# TO DO
From the entries below, say how many lines carry the word "Durchschn", and give nothing but the number.

# GIVEN RECORDS
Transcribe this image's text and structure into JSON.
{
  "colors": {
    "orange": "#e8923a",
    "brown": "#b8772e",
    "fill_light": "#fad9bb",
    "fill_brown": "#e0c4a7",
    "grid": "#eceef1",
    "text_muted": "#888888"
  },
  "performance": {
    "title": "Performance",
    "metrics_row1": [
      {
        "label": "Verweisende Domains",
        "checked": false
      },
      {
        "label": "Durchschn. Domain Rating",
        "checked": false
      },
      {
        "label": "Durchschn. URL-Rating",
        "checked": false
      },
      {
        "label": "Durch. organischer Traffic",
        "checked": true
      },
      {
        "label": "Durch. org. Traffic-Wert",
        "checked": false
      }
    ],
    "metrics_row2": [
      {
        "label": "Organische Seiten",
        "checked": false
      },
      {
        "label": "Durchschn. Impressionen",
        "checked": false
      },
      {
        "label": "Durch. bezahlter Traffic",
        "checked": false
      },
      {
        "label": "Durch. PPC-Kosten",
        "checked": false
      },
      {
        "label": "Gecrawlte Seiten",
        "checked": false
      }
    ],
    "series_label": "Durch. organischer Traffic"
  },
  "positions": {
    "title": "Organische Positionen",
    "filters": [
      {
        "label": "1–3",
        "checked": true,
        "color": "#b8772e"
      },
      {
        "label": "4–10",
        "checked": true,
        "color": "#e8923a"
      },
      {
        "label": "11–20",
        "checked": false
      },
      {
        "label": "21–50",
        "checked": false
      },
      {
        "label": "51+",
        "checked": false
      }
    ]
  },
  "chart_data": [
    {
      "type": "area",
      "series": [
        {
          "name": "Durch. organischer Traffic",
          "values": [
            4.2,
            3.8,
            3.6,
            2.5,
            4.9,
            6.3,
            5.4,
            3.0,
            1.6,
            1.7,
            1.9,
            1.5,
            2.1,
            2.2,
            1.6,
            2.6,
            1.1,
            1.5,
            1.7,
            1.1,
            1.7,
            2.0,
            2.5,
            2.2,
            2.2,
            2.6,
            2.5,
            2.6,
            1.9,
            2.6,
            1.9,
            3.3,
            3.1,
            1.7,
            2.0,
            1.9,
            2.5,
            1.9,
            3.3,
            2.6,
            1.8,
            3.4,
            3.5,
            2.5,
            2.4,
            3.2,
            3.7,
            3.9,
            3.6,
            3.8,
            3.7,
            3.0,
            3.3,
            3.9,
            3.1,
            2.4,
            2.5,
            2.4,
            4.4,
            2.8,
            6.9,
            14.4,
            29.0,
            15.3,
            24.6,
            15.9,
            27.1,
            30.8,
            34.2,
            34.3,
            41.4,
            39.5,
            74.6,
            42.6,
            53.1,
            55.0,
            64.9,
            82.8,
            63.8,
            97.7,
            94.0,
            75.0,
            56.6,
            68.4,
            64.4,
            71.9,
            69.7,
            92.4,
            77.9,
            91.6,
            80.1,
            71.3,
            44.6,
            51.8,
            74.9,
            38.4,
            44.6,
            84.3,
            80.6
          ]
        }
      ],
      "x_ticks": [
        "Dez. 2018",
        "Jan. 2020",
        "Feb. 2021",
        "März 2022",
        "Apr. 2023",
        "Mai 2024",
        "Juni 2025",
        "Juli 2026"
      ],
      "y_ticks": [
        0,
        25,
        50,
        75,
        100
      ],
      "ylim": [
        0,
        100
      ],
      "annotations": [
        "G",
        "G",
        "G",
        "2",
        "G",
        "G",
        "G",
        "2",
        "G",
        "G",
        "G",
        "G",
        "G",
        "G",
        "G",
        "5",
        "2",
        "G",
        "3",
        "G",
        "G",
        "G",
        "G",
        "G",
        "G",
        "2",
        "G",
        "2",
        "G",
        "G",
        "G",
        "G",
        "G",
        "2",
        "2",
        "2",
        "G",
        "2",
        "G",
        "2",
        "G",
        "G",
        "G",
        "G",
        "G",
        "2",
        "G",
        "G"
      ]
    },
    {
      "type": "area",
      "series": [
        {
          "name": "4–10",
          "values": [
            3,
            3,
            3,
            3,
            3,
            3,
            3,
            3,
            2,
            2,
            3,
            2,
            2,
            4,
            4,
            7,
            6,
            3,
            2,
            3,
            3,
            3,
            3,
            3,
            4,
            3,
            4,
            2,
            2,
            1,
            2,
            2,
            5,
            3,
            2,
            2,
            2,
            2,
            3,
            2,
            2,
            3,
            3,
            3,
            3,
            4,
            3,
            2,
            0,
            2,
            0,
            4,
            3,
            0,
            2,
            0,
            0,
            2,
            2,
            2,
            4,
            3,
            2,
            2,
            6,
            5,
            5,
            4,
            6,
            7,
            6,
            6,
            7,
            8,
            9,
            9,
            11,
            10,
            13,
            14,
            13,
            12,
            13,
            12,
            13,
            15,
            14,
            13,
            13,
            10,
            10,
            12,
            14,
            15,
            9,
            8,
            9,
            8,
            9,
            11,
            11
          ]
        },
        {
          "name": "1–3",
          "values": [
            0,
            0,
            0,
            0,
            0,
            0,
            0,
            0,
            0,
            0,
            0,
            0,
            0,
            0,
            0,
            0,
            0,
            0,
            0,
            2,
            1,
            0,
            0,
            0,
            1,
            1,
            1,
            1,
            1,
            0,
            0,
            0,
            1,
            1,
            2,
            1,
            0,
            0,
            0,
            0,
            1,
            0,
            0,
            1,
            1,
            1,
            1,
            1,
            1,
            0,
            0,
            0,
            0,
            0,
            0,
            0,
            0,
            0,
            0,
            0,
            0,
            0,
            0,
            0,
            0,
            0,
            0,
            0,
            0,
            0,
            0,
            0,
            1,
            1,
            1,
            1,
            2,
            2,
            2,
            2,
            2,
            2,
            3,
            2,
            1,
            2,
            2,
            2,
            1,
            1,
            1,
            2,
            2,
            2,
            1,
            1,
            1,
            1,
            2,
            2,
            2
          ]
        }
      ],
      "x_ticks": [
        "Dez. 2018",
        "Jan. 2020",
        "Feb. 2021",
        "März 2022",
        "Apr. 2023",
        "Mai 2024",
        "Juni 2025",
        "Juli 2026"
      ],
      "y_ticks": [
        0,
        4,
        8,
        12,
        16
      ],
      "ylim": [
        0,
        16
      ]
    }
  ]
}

# RESPONSE TO THE EXERCISE
3